Start of Given records
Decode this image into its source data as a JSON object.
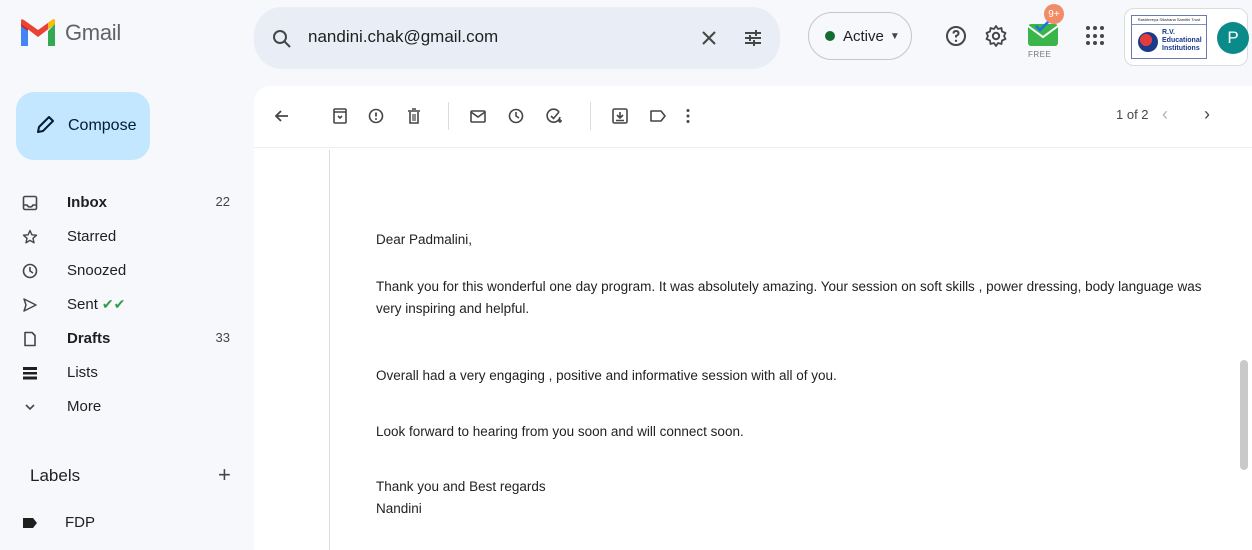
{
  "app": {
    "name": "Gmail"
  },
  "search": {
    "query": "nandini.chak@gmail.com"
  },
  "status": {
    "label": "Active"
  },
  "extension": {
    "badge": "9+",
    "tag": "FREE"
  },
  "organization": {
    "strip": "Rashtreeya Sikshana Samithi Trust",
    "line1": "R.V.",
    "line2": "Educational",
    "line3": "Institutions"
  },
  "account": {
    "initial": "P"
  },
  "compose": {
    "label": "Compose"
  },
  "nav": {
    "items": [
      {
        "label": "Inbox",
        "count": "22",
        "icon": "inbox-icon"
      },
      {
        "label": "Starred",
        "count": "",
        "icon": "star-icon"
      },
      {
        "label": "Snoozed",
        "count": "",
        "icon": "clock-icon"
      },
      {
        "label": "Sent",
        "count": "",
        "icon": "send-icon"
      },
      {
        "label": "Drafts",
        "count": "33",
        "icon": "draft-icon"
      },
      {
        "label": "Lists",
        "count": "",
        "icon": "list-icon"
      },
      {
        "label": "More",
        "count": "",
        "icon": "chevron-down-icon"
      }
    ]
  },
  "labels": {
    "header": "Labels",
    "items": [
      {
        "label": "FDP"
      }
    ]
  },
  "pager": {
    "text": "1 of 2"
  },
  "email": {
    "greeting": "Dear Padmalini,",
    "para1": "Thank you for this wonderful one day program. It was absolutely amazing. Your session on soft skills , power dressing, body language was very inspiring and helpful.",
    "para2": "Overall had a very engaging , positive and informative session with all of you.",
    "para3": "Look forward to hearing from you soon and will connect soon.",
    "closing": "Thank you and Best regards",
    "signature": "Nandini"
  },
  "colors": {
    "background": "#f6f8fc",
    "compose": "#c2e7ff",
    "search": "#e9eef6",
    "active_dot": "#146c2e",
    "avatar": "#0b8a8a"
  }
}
End of Given records
Above are several records. Count the lines among them that contain "session" and give only the total.

-- Result for this exercise --
2